Exercise description: Extract from the listing each line in which the word "JSON" appears.

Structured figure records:
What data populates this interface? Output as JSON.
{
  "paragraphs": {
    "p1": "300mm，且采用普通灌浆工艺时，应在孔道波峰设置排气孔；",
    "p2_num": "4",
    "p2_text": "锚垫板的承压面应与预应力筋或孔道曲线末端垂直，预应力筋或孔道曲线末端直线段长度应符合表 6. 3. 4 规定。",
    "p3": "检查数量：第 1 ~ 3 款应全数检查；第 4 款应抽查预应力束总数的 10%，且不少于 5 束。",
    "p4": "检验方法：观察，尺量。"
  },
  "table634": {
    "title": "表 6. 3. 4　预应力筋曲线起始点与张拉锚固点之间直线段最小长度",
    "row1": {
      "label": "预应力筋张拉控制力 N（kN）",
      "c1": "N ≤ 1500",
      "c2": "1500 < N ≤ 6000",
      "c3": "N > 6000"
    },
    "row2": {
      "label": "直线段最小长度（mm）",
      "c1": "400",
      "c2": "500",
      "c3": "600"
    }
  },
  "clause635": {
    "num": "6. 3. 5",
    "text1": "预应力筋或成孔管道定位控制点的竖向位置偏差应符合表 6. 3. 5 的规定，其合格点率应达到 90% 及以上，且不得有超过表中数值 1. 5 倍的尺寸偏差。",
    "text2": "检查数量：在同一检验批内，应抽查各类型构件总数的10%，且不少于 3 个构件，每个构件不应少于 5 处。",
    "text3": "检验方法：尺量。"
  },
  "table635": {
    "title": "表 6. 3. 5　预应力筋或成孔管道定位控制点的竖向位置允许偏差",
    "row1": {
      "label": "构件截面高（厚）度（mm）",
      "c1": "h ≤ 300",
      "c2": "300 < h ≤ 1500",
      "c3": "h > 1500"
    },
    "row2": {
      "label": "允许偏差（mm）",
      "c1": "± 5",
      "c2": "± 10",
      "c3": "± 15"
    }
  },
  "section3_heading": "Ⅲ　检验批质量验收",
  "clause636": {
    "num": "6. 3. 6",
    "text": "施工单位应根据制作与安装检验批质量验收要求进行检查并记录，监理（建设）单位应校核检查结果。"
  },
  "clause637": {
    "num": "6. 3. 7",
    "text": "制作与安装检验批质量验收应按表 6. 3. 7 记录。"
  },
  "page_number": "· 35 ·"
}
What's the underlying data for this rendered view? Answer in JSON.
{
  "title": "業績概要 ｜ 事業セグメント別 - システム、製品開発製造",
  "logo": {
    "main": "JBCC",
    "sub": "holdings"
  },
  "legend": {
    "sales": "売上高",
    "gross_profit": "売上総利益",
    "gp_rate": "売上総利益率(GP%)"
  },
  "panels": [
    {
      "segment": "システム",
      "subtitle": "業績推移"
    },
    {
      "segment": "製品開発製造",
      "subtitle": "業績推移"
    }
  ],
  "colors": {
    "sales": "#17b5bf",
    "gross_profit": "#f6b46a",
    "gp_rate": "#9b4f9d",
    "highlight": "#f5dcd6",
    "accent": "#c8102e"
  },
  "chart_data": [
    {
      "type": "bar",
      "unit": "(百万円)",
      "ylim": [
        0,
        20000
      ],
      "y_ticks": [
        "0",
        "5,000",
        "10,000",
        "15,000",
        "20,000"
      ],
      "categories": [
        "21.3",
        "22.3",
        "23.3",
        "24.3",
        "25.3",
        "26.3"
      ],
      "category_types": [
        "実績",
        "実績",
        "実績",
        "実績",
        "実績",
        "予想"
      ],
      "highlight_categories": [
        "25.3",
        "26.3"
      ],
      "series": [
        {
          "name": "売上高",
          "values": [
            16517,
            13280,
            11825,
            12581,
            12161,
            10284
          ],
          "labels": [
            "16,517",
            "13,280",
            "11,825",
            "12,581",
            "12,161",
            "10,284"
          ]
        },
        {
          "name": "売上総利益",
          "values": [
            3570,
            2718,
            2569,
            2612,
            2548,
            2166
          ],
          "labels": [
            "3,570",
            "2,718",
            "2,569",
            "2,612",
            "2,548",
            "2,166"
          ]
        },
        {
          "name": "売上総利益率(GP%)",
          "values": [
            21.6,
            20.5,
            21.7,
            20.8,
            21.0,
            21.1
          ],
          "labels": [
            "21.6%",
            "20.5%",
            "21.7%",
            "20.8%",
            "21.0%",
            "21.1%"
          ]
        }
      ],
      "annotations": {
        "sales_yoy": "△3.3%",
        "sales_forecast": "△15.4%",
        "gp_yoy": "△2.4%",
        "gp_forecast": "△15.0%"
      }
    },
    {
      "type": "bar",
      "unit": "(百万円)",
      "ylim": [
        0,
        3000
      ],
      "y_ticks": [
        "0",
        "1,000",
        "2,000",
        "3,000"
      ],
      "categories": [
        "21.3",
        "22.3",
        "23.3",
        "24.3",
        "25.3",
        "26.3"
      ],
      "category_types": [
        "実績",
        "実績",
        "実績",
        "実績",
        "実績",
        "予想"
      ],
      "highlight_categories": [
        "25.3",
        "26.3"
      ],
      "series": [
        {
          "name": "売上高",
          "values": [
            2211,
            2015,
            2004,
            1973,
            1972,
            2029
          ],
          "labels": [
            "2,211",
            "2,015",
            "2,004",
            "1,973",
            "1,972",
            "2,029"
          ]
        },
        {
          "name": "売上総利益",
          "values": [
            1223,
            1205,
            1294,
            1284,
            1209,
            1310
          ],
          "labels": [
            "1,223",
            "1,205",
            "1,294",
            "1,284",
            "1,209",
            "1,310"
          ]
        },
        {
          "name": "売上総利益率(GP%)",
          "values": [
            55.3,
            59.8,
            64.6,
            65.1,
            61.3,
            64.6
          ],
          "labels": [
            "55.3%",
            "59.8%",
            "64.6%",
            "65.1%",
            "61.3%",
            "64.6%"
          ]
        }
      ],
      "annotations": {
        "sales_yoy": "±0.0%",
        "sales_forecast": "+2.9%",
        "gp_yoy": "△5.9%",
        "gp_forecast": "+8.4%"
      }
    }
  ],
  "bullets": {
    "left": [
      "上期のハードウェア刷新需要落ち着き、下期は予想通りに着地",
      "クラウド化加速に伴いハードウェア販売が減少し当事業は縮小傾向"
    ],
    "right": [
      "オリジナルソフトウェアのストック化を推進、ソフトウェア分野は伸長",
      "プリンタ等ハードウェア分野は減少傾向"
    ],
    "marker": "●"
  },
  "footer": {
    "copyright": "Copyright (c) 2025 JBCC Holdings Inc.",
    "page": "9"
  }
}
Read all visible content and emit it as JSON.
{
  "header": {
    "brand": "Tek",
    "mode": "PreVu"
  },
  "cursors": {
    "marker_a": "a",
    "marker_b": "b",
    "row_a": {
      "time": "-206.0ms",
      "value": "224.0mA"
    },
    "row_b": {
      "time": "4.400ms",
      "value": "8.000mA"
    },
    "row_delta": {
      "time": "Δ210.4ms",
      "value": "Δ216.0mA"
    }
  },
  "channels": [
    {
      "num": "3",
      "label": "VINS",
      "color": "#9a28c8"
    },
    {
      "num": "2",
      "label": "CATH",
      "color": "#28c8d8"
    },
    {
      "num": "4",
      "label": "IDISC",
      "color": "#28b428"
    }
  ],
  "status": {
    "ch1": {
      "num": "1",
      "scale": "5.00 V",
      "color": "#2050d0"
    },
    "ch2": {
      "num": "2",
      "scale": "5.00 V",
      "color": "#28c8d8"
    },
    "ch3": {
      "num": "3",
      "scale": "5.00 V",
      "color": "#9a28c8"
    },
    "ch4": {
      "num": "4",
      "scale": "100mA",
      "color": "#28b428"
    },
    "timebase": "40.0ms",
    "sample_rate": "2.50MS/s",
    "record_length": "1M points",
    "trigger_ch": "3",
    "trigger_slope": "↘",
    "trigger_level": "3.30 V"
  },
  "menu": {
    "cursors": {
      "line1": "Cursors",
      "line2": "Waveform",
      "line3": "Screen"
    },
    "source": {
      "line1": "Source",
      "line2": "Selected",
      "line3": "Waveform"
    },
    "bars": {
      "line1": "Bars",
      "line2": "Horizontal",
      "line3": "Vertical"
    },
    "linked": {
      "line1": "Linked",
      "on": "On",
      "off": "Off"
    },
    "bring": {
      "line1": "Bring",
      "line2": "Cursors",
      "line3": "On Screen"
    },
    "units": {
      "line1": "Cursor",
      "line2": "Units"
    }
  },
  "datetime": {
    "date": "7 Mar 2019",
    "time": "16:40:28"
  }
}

Solution for this problem:
What data populates this interface? Output as JSON.
What's the underlying data for this rendered view? Answer in JSON.
Read all visible content and emit it as JSON.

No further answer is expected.